**WHAT YOU NEED TO DO:** List each line holding the string "text".

**Stored dataset items:**
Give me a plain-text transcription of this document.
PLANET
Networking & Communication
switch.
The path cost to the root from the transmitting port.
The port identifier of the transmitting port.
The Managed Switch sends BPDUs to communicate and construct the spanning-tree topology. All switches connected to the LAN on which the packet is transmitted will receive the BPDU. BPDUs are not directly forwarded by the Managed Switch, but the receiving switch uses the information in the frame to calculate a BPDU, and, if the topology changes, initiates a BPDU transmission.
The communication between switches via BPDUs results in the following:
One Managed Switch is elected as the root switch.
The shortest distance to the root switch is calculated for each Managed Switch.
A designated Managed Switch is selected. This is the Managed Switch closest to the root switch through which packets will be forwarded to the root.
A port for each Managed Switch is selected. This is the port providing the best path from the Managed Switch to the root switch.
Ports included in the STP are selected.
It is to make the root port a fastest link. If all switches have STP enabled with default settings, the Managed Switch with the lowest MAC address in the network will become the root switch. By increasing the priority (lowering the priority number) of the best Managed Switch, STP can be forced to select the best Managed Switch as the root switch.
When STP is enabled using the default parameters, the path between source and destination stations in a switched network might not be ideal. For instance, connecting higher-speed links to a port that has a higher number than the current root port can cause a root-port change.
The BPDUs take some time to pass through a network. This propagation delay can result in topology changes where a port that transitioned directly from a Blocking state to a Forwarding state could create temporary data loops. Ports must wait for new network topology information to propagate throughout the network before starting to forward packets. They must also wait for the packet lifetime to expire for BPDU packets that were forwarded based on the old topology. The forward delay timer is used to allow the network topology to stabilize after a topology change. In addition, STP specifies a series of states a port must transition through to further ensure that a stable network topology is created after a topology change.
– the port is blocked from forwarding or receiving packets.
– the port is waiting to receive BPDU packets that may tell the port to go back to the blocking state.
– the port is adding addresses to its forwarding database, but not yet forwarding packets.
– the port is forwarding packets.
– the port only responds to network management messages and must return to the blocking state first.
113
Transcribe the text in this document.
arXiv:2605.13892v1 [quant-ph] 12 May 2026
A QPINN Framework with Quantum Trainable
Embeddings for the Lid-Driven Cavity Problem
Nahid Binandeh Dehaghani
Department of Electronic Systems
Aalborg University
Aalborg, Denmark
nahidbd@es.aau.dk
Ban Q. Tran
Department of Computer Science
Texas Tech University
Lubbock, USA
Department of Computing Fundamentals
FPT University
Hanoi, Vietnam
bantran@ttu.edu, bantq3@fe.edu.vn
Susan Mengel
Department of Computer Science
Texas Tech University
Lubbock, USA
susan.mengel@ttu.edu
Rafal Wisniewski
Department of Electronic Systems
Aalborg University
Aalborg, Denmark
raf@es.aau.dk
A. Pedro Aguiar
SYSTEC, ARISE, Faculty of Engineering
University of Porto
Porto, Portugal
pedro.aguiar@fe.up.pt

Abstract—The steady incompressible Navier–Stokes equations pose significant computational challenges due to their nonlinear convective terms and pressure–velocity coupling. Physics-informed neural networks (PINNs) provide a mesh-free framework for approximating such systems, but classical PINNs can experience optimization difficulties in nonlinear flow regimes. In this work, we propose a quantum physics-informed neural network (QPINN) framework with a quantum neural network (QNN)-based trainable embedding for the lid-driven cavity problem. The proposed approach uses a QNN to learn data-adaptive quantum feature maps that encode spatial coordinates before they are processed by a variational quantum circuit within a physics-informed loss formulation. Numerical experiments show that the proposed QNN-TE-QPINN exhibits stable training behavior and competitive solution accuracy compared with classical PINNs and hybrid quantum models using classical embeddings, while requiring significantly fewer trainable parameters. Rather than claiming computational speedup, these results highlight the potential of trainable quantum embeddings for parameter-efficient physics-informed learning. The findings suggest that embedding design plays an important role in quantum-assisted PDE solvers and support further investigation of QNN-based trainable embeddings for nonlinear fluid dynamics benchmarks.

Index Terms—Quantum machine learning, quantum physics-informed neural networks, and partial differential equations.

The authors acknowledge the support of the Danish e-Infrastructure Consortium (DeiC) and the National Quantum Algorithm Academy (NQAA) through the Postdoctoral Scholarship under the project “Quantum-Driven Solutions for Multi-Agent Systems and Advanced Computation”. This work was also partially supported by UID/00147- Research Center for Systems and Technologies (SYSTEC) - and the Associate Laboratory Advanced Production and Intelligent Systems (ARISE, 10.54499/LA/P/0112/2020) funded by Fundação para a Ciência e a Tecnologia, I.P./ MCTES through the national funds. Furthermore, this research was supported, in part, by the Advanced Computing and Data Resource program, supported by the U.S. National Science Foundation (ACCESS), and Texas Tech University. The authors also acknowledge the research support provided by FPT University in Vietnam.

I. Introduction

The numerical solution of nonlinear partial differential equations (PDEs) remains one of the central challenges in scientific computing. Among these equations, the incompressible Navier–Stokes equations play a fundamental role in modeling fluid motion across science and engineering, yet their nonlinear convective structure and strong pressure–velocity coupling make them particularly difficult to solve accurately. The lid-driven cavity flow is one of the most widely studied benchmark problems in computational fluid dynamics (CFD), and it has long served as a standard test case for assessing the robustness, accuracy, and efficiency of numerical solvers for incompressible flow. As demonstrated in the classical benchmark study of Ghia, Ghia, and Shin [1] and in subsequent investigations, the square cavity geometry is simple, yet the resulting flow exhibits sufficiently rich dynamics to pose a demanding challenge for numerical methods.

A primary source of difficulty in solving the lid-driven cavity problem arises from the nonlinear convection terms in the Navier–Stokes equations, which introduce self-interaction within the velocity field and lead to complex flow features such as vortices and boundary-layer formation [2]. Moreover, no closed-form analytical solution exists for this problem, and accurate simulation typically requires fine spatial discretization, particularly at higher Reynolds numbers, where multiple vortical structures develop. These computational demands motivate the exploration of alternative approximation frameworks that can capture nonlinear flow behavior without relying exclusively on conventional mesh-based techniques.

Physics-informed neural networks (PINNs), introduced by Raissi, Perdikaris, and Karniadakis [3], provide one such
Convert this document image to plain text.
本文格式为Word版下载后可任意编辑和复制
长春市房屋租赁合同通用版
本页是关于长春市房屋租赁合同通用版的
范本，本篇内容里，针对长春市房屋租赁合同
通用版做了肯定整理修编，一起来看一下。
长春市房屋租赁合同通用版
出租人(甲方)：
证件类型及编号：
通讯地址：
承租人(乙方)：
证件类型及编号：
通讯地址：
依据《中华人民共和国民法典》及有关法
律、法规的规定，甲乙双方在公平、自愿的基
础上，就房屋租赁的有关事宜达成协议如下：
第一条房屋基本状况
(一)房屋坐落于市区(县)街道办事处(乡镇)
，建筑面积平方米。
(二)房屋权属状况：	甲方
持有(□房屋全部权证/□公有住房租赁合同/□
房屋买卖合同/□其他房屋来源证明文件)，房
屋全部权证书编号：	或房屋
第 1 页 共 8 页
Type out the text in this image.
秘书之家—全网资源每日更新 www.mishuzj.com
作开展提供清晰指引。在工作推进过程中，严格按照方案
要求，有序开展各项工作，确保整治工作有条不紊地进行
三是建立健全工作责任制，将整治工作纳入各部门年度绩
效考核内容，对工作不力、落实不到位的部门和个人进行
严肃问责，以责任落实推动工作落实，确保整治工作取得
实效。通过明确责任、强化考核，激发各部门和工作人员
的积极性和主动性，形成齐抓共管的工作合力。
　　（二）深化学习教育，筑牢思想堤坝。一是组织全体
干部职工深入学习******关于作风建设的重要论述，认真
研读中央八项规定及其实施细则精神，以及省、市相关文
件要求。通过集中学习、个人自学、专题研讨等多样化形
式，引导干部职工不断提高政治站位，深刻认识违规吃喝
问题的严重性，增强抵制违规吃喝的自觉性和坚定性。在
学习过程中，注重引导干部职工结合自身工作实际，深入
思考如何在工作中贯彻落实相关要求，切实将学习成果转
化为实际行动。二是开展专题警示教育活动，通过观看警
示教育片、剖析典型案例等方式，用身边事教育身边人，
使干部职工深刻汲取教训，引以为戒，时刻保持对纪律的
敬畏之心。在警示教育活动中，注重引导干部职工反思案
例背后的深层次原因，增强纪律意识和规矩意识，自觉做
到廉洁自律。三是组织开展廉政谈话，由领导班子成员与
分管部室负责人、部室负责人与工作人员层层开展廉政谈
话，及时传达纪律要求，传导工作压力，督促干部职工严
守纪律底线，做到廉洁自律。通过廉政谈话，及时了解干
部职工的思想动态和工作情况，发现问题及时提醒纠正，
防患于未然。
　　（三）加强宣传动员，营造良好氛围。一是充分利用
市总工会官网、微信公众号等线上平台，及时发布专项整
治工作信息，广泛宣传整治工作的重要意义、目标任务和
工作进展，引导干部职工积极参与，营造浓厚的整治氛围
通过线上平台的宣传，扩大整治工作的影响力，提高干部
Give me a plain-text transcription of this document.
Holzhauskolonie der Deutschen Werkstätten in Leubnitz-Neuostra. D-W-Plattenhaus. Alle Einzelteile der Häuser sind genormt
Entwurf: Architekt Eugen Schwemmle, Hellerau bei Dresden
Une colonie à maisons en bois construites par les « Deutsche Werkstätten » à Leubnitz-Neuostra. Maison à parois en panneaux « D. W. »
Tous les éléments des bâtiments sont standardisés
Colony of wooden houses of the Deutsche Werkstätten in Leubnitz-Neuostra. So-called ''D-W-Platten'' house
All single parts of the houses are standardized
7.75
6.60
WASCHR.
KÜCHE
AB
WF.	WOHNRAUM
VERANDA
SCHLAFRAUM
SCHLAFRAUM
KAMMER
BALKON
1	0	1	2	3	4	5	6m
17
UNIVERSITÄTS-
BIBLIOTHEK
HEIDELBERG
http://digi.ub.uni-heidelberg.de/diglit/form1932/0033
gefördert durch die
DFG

**WRITTEN ANSWER:**
Give me a plain-text transcription of this document.
Transcribe the text in this document.
Convert this document image to plain text.
Type out the text in this image.
Give me a plain-text transcription of this document.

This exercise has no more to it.